Dataset items:
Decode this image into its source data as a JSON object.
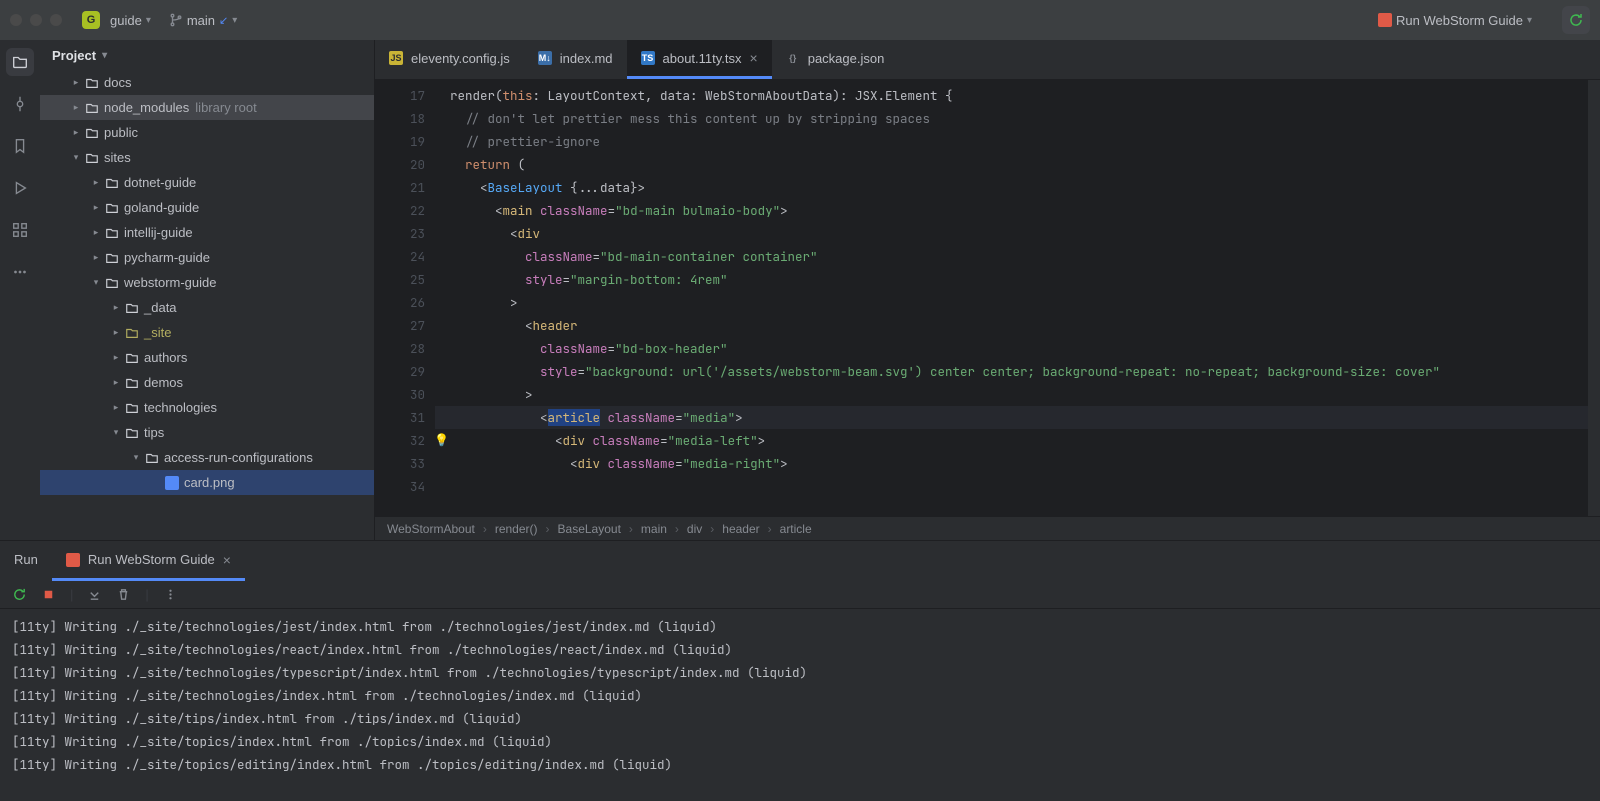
{
  "titlebar": {
    "project": "guide",
    "project_badge": "G",
    "branch": "main",
    "runConfig": "Run WebStorm Guide"
  },
  "sidebar": {
    "header": "Project",
    "tree": [
      {
        "d": 1,
        "ex": false,
        "icon": "folder",
        "label": "docs"
      },
      {
        "d": 1,
        "ex": false,
        "icon": "folder",
        "label": "node_modules",
        "dim": "library root",
        "sel": "dark"
      },
      {
        "d": 1,
        "ex": false,
        "icon": "folder",
        "label": "public"
      },
      {
        "d": 1,
        "ex": true,
        "icon": "folder",
        "label": "sites"
      },
      {
        "d": 2,
        "ex": false,
        "icon": "folder",
        "label": "dotnet-guide"
      },
      {
        "d": 2,
        "ex": false,
        "icon": "folder",
        "label": "goland-guide"
      },
      {
        "d": 2,
        "ex": false,
        "icon": "folder",
        "label": "intellij-guide"
      },
      {
        "d": 2,
        "ex": false,
        "icon": "folder",
        "label": "pycharm-guide"
      },
      {
        "d": 2,
        "ex": true,
        "icon": "folder",
        "label": "webstorm-guide"
      },
      {
        "d": 3,
        "ex": false,
        "icon": "folder",
        "label": "_data"
      },
      {
        "d": 3,
        "ex": false,
        "icon": "folder-c",
        "label": "_site"
      },
      {
        "d": 3,
        "ex": false,
        "icon": "folder",
        "label": "authors"
      },
      {
        "d": 3,
        "ex": false,
        "icon": "folder",
        "label": "demos"
      },
      {
        "d": 3,
        "ex": false,
        "icon": "folder",
        "label": "technologies"
      },
      {
        "d": 3,
        "ex": true,
        "icon": "folder",
        "label": "tips"
      },
      {
        "d": 4,
        "ex": true,
        "icon": "folder",
        "label": "access-run-configurations"
      },
      {
        "d": 5,
        "ex": null,
        "icon": "png",
        "label": "card.png",
        "sel": "blue"
      }
    ]
  },
  "tabs": [
    {
      "icon": "js",
      "label": "eleventy.config.js",
      "active": false,
      "close": false
    },
    {
      "icon": "md",
      "label": "index.md",
      "active": false,
      "close": false
    },
    {
      "icon": "tsx",
      "label": "about.11ty.tsx",
      "active": true,
      "close": true
    },
    {
      "icon": "json",
      "label": "package.json",
      "active": false,
      "close": false
    }
  ],
  "gutter": [
    {
      "n": 17
    },
    {
      "n": 18
    },
    {
      "n": 19
    },
    {
      "n": 20
    },
    {
      "n": 21
    },
    {
      "n": 22
    },
    {
      "n": 23
    },
    {
      "n": 24
    },
    {
      "n": 25
    },
    {
      "n": 26,
      "mod": true
    },
    {
      "n": 27
    },
    {
      "n": 28
    },
    {
      "n": 29,
      "mod": true
    },
    {
      "n": 30
    },
    {
      "n": 31
    },
    {
      "n": 32,
      "bulb": true
    },
    {
      "n": 33
    },
    {
      "n": 34
    }
  ],
  "code": {
    "l17": "",
    "l18_a": "  render(",
    "l18_b": "this",
    "l18_c": ": LayoutContext, data: WebStormAboutData): JSX.Element {",
    "l19": "    // don't let prettier mess this content up by stripping spaces",
    "l20": "    // prettier-ignore",
    "l21_a": "    ",
    "l21_b": "return",
    "l21_c": " (",
    "l22_a": "      <",
    "l22_b": "BaseLayout",
    "l22_c": " {...data}>",
    "l23_a": "        <",
    "l23_b": "main",
    "l23_c": " ",
    "l23_d": "className",
    "l23_e": "=",
    "l23_f": "\"bd-main bulmaio-body\"",
    "l23_g": ">",
    "l24_a": "          <",
    "l24_b": "div",
    "l25_a": "            ",
    "l25_b": "className",
    "l25_c": "=",
    "l25_d": "\"bd-main-container container\"",
    "l26_a": "            ",
    "l26_b": "style",
    "l26_c": "=",
    "l26_d": "\"margin-bottom: 4rem\"",
    "l27": "          >",
    "l28_a": "            <",
    "l28_b": "header",
    "l29_a": "              ",
    "l29_b": "className",
    "l29_c": "=",
    "l29_d": "\"bd-box-header\"",
    "l30_a": "              ",
    "l30_b": "style",
    "l30_c": "=",
    "l30_d": "\"background: url('/assets/webstorm-beam.svg') center center; background-repeat: no-repeat; background-size: cover\"",
    "l31": "            >",
    "l32_a": "              <",
    "l32_b": "article",
    "l32_c": " ",
    "l32_d": "className",
    "l32_e": "=",
    "l32_f": "\"media\"",
    "l32_g": ">",
    "l33_a": "                <",
    "l33_b": "div",
    "l33_c": " ",
    "l33_d": "className",
    "l33_e": "=",
    "l33_f": "\"media-left\"",
    "l33_g": ">",
    "l34_a": "                  <",
    "l34_b": "div",
    "l34_c": " ",
    "l34_d": "className",
    "l34_e": "=",
    "l34_f": "\"media-right\"",
    "l34_g": ">"
  },
  "breadcrumb": [
    "WebStormAbout",
    "render()",
    "BaseLayout",
    "main",
    "div",
    "header",
    "article"
  ],
  "bottomTabs": {
    "run": "Run",
    "config": "Run WebStorm Guide"
  },
  "console": [
    "[11ty] Writing ./_site/technologies/jest/index.html from ./technologies/jest/index.md (liquid)",
    "[11ty] Writing ./_site/technologies/react/index.html from ./technologies/react/index.md (liquid)",
    "[11ty] Writing ./_site/technologies/typescript/index.html from ./technologies/typescript/index.md (liquid)",
    "[11ty] Writing ./_site/technologies/index.html from ./technologies/index.md (liquid)",
    "[11ty] Writing ./_site/tips/index.html from ./tips/index.md (liquid)",
    "[11ty] Writing ./_site/topics/index.html from ./topics/index.md (liquid)",
    "[11ty] Writing ./_site/topics/editing/index.html from ./topics/editing/index.md (liquid)"
  ]
}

_What to work on_.
Take every line from the data that contains the word "className".

_Problem solution_.
    "l23_d": "className",
    "l25_b": "className",
    "l29_b": "className",
    "l32_d": "className",
    "l33_d": "className",
    "l34_d": "className",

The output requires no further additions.